Task details = Output word for word the lines from the one with "Extract all readable text from this page." to the final line of the data, both ends included, but skip the pictures.
START Data shown
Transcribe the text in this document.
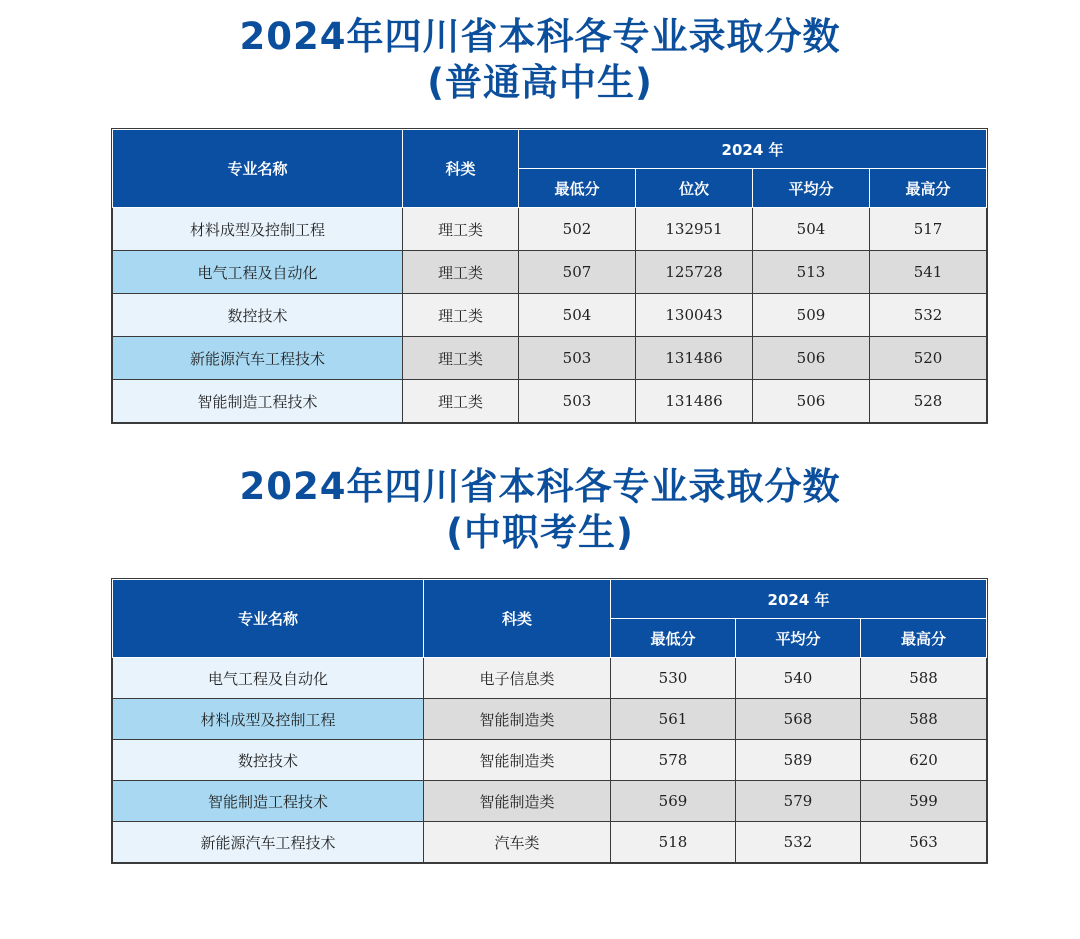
2024年四川省本科各专业录取分数
(普通高中生)
专业名称	科类	2024 年			
		最低分	位次	平均分	最高分
材料成型及控制工程	理工类	502	132951	504	517
电气工程及自动化	理工类	507	125728	513	541
数控技术	理工类	504	130043	509	532
新能源汽车工程技术	理工类	503	131486	506	520
智能制造工程技术	理工类	503	131486	506	528
2024年四川省本科各专业录取分数
(中职考生)
专业名称	科类	2024 年		
		最低分	平均分	最高分
电气工程及自动化	电子信息类	530	540	588
材料成型及控制工程	智能制造类	561	568	588
数控技术	智能制造类	578	589	620
智能制造工程技术	智能制造类	569	579	599
新能源汽车工程技术	汽车类	518	532	563
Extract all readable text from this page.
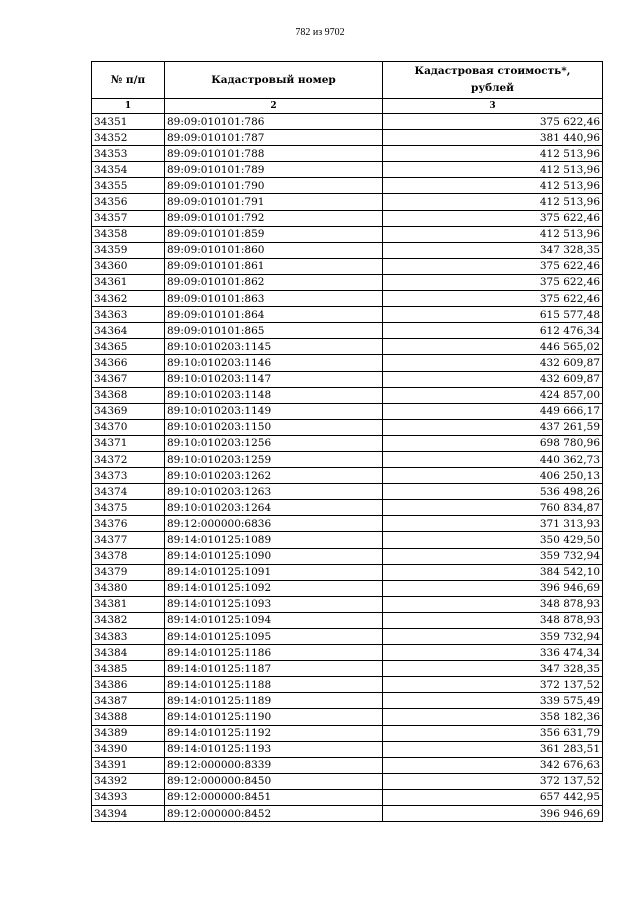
782 из 9702
№ п/п	Кадастровый номер	Кадастровая стоимость*,
рублей
1	2	3
34351	89:09:010101:786	375 622,46
34352	89:09:010101:787	381 440,96
34353	89:09:010101:788	412 513,96
34354	89:09:010101:789	412 513,96
34355	89:09:010101:790	412 513,96
34356	89:09:010101:791	412 513,96
34357	89:09:010101:792	375 622,46
34358	89:09:010101:859	412 513,96
34359	89:09:010101:860	347 328,35
34360	89:09:010101:861	375 622,46
34361	89:09:010101:862	375 622,46
34362	89:09:010101:863	375 622,46
34363	89:09:010101:864	615 577,48
34364	89:09:010101:865	612 476,34
34365	89:10:010203:1145	446 565,02
34366	89:10:010203:1146	432 609,87
34367	89:10:010203:1147	432 609,87
34368	89:10:010203:1148	424 857,00
34369	89:10:010203:1149	449 666,17
34370	89:10:010203:1150	437 261,59
34371	89:10:010203:1256	698 780,96
34372	89:10:010203:1259	440 362,73
34373	89:10:010203:1262	406 250,13
34374	89:10:010203:1263	536 498,26
34375	89:10:010203:1264	760 834,87
34376	89:12:000000:6836	371 313,93
34377	89:14:010125:1089	350 429,50
34378	89:14:010125:1090	359 732,94
34379	89:14:010125:1091	384 542,10
34380	89:14:010125:1092	396 946,69
34381	89:14:010125:1093	348 878,93
34382	89:14:010125:1094	348 878,93
34383	89:14:010125:1095	359 732,94
34384	89:14:010125:1186	336 474,34
34385	89:14:010125:1187	347 328,35
34386	89:14:010125:1188	372 137,52
34387	89:14:010125:1189	339 575,49
34388	89:14:010125:1190	358 182,36
34389	89:14:010125:1192	356 631,79
34390	89:14:010125:1193	361 283,51
34391	89:12:000000:8339	342 676,63
34392	89:12:000000:8450	372 137,52
34393	89:12:000000:8451	657 442,95
34394	89:12:000000:8452	396 946,69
END Data shown
The result =
Extract all readable text from this page.
782 из 9702
№ п/п	Кадастровый номер	Кадастровая стоимость*,
рублей
1	2	3
34351	89:09:010101:786	375 622,46
34352	89:09:010101:787	381 440,96
34353	89:09:010101:788	412 513,96
34354	89:09:010101:789	412 513,96
34355	89:09:010101:790	412 513,96
34356	89:09:010101:791	412 513,96
34357	89:09:010101:792	375 622,46
34358	89:09:010101:859	412 513,96
34359	89:09:010101:860	347 328,35
34360	89:09:010101:861	375 622,46
34361	89:09:010101:862	375 622,46
34362	89:09:010101:863	375 622,46
34363	89:09:010101:864	615 577,48
34364	89:09:010101:865	612 476,34
34365	89:10:010203:1145	446 565,02
34366	89:10:010203:1146	432 609,87
34367	89:10:010203:1147	432 609,87
34368	89:10:010203:1148	424 857,00
34369	89:10:010203:1149	449 666,17
34370	89:10:010203:1150	437 261,59
34371	89:10:010203:1256	698 780,96
34372	89:10:010203:1259	440 362,73
34373	89:10:010203:1262	406 250,13
34374	89:10:010203:1263	536 498,26
34375	89:10:010203:1264	760 834,87
34376	89:12:000000:6836	371 313,93
34377	89:14:010125:1089	350 429,50
34378	89:14:010125:1090	359 732,94
34379	89:14:010125:1091	384 542,10
34380	89:14:010125:1092	396 946,69
34381	89:14:010125:1093	348 878,93
34382	89:14:010125:1094	348 878,93
34383	89:14:010125:1095	359 732,94
34384	89:14:010125:1186	336 474,34
34385	89:14:010125:1187	347 328,35
34386	89:14:010125:1188	372 137,52
34387	89:14:010125:1189	339 575,49
34388	89:14:010125:1190	358 182,36
34389	89:14:010125:1192	356 631,79
34390	89:14:010125:1193	361 283,51
34391	89:12:000000:8339	342 676,63
34392	89:12:000000:8450	372 137,52
34393	89:12:000000:8451	657 442,95
34394	89:12:000000:8452	396 946,69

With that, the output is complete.